* start *

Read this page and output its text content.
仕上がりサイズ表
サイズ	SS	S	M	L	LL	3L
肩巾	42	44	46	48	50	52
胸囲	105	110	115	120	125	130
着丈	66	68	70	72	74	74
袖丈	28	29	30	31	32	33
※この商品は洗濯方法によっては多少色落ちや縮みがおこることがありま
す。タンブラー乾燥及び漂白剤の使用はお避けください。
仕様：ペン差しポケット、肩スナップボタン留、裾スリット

* end *
* start *

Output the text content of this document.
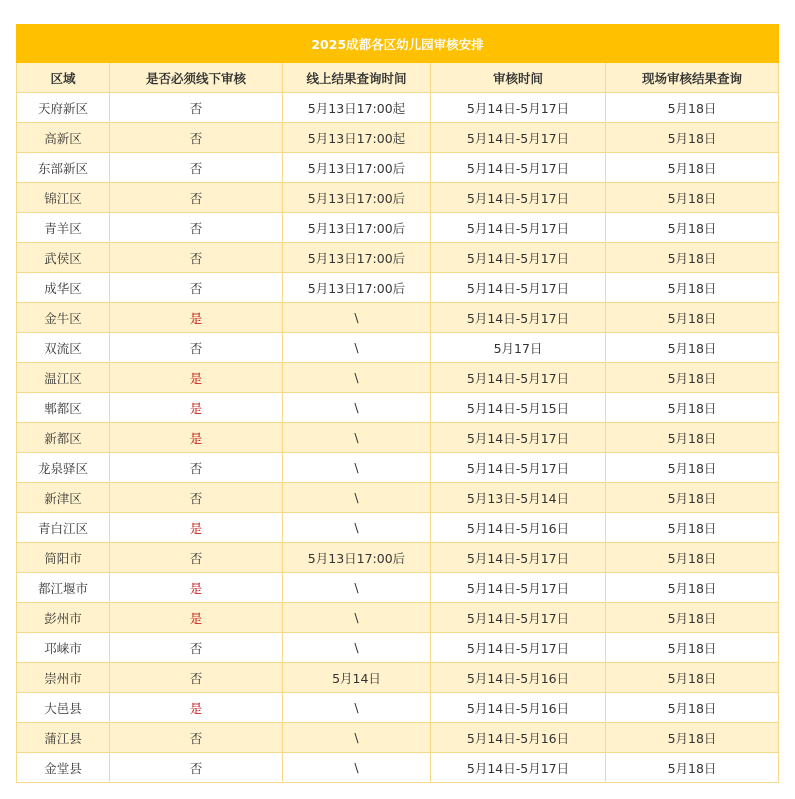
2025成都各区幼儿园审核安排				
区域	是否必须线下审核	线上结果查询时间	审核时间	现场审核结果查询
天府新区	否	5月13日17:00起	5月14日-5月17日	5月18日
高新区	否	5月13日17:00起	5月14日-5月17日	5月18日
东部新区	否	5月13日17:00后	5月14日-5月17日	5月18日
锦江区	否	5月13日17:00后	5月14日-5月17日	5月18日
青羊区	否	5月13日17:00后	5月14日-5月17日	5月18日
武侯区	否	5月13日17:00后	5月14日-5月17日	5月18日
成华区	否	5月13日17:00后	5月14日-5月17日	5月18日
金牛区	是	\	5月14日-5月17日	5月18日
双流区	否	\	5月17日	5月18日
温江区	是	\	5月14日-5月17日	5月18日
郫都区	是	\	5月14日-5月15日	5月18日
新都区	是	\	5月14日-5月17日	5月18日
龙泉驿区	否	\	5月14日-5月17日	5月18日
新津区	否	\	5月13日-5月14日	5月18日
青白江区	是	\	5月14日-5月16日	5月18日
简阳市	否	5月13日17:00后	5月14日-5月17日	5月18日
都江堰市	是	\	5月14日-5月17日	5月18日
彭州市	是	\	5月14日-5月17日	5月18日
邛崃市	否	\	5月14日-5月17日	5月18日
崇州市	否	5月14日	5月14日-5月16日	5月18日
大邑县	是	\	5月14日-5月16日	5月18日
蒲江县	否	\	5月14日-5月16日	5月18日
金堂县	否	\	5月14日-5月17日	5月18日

* end *

WORK TO COMPLETE - Search the records above for the string "text". Copy every line that contains it.

SOLUTION TO THE PROBLEM -
Read this page and output its text content.
Output the text content of this document.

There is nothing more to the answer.